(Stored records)
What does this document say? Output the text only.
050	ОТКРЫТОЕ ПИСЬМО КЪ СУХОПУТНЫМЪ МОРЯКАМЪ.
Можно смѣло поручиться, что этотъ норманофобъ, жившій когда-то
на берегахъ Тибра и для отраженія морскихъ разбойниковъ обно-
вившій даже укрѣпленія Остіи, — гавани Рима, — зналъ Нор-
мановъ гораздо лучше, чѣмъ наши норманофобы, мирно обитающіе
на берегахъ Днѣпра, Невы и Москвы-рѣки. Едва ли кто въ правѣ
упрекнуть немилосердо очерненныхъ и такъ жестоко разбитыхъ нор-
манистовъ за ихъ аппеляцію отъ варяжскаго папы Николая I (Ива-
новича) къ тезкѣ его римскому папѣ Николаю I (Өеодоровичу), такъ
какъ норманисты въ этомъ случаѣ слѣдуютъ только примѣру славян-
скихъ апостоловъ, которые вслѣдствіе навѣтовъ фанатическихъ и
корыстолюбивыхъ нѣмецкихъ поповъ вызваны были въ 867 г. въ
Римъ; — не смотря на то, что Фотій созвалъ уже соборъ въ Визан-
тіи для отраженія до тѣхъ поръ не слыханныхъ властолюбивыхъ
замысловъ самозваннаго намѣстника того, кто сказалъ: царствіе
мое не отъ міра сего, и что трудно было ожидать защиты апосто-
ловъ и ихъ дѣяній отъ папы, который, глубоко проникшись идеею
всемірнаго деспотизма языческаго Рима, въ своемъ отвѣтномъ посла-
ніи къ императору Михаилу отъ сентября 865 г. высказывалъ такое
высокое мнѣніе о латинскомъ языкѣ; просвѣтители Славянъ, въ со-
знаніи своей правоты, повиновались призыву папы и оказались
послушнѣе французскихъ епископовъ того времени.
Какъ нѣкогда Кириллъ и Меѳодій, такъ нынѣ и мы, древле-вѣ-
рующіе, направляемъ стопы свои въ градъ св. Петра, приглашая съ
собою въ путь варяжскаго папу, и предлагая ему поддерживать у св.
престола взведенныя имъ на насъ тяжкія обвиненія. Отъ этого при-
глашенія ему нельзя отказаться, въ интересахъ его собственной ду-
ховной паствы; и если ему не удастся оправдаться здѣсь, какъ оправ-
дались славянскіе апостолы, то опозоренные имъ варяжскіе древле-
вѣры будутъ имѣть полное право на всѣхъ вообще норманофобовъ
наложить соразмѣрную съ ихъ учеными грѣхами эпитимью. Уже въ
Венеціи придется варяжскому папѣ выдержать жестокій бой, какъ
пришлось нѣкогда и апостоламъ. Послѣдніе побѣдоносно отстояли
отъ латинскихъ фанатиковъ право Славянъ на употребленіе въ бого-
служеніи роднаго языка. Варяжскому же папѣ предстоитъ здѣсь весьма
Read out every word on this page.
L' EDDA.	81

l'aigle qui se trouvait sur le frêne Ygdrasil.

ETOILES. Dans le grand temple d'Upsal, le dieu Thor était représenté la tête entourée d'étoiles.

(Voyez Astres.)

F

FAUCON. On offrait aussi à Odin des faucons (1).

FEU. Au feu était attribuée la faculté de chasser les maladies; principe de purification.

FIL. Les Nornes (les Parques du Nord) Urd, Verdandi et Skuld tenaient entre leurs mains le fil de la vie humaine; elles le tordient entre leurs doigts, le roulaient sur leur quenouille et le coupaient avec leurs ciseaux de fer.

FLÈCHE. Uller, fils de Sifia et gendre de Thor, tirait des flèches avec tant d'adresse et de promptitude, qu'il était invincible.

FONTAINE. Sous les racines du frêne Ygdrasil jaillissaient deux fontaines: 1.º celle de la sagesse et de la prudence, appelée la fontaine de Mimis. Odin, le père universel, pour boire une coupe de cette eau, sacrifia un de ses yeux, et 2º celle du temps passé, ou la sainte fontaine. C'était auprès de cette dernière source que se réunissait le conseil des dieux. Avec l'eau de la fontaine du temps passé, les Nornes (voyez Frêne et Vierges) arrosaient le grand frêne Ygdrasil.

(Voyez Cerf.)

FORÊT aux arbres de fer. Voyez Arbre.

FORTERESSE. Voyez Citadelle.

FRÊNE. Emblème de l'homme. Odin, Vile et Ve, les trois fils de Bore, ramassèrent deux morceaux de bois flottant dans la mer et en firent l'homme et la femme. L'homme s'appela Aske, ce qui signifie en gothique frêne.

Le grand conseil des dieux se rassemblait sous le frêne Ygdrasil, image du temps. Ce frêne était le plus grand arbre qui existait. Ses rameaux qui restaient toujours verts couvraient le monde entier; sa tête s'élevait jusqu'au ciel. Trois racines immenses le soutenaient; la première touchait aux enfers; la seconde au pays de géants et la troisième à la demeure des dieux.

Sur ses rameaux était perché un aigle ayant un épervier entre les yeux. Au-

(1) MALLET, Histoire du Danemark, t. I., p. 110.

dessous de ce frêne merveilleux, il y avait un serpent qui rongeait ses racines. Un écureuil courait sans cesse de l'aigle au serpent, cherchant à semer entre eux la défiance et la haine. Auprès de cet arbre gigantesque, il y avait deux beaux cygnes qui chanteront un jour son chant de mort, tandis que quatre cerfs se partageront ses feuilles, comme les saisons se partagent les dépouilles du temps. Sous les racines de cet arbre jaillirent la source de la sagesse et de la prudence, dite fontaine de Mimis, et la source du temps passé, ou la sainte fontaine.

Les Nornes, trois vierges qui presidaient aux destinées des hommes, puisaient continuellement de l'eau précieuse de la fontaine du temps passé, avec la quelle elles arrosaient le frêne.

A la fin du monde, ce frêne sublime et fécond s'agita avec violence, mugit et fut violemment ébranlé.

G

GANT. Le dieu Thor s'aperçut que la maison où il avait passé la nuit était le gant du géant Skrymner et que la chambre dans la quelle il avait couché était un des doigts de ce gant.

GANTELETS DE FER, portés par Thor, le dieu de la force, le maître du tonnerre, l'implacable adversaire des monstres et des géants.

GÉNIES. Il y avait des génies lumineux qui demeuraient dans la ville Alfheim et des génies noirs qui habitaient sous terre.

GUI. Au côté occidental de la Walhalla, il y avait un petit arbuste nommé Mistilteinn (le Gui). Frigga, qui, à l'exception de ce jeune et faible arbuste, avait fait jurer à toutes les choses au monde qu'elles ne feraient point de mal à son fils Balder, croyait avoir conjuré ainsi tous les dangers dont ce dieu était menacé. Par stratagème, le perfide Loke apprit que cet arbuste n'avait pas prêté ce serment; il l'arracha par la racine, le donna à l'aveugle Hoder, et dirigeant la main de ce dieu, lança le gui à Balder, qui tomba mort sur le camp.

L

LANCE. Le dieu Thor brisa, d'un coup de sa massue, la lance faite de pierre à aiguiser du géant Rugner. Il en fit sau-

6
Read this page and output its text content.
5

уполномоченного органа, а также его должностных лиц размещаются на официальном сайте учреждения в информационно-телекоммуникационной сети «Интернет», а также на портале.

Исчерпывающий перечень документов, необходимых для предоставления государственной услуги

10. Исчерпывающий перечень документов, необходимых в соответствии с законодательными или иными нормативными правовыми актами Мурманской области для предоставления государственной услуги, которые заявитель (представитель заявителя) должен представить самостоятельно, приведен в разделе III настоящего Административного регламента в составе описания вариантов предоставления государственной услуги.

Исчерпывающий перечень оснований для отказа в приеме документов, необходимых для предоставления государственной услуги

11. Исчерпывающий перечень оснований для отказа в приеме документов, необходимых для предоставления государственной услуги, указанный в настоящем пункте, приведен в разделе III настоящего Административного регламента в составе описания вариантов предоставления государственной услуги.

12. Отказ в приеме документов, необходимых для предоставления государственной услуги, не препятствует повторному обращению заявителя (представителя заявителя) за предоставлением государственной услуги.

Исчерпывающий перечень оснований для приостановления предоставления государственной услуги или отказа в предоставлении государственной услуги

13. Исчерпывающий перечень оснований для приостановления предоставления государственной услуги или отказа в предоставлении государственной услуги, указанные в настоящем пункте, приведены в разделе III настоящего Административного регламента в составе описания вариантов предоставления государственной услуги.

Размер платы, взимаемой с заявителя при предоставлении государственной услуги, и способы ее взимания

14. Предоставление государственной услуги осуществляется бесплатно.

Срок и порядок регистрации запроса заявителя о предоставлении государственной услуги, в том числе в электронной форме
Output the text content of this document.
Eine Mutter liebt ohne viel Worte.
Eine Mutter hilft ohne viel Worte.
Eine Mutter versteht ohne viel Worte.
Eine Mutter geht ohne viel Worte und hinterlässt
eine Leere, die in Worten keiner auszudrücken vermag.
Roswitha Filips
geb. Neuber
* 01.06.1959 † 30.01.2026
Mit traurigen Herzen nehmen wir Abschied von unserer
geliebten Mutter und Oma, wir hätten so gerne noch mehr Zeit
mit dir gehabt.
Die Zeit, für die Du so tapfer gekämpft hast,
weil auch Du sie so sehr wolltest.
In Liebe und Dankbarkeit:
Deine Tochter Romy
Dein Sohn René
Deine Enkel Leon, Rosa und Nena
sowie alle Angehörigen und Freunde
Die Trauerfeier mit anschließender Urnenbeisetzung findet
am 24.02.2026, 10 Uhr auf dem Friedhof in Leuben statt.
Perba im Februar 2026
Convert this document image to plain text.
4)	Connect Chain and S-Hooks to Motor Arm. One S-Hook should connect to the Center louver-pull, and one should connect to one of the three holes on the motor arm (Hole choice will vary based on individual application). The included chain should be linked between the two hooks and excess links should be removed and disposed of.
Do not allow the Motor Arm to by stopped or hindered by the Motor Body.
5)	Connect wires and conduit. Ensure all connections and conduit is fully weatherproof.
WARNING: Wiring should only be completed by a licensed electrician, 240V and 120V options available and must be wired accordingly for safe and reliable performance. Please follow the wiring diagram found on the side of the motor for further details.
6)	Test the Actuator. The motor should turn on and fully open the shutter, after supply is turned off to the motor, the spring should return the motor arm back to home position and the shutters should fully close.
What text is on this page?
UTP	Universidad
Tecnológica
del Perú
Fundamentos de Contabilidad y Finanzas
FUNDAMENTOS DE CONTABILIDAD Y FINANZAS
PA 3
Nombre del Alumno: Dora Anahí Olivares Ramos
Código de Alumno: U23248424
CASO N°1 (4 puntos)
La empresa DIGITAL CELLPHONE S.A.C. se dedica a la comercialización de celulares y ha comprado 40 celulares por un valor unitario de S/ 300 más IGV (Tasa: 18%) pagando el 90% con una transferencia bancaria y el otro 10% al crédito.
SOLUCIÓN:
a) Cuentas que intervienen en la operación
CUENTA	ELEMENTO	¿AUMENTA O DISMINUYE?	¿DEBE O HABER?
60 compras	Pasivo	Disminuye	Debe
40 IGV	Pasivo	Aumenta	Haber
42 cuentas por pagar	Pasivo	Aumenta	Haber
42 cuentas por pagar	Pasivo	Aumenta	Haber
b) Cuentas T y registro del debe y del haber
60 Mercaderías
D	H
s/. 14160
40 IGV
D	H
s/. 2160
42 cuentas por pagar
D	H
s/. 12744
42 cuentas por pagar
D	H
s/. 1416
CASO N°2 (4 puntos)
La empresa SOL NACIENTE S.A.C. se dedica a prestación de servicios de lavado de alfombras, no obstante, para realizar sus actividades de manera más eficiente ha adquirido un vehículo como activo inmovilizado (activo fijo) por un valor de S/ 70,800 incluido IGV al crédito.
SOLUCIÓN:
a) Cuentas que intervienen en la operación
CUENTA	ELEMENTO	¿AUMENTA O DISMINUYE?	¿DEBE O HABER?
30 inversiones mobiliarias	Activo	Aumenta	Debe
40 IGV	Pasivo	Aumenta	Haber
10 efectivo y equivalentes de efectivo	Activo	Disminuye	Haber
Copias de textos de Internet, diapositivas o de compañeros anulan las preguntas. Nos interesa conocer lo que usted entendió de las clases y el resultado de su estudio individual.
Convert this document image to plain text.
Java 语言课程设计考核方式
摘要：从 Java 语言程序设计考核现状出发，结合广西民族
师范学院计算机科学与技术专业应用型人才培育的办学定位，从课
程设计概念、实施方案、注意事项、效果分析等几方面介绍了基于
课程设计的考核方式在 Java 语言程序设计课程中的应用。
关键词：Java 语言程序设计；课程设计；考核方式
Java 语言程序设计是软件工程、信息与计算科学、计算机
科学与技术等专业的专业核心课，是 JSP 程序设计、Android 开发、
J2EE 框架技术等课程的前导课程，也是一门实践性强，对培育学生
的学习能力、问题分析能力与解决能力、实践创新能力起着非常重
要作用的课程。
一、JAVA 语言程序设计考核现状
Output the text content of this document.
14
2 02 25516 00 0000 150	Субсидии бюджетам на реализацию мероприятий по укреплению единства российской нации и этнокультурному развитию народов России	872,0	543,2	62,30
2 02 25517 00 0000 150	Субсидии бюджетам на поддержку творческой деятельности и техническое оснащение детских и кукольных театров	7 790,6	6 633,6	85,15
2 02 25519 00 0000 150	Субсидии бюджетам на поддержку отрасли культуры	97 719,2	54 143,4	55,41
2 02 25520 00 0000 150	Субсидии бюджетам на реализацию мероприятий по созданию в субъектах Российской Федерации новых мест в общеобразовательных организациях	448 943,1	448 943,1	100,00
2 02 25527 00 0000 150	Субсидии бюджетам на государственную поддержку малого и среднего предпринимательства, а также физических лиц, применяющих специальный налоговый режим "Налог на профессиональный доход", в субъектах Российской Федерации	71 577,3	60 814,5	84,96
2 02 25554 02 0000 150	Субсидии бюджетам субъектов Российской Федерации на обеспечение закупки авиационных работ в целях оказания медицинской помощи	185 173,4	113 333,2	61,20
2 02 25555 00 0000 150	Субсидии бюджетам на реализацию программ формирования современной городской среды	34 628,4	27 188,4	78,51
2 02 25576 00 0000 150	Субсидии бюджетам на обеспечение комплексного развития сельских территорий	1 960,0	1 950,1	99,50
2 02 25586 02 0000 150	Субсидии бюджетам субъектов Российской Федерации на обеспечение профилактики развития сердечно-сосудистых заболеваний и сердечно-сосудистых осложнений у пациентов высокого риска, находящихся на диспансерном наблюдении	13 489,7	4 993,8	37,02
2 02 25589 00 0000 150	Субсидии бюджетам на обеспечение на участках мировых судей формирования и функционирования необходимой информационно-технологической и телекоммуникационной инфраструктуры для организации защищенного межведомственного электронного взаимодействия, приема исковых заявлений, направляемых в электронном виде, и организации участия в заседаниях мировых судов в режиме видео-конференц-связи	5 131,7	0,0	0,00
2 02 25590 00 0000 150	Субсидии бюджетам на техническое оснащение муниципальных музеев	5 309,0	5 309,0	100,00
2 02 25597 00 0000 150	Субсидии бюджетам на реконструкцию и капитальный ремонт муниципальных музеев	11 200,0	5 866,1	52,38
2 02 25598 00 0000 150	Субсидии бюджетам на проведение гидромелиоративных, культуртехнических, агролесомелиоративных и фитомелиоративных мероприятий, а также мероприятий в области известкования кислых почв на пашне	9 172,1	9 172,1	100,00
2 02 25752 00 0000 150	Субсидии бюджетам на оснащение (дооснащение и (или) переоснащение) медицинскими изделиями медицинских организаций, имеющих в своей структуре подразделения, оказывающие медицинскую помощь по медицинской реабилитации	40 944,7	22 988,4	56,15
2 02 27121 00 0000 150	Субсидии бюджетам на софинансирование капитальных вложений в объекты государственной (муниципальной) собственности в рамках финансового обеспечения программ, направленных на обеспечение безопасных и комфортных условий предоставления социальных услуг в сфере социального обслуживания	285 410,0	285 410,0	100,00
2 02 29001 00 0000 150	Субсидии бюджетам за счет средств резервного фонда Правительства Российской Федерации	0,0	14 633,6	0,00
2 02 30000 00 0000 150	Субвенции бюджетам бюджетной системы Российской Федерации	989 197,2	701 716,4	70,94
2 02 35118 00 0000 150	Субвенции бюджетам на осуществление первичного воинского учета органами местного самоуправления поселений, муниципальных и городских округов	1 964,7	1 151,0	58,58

## EXERCISE INSTRUCTIONS
Tally up the lines in the records that contain the word "древле" and give only the total.

## WRITTEN SOLUTION
2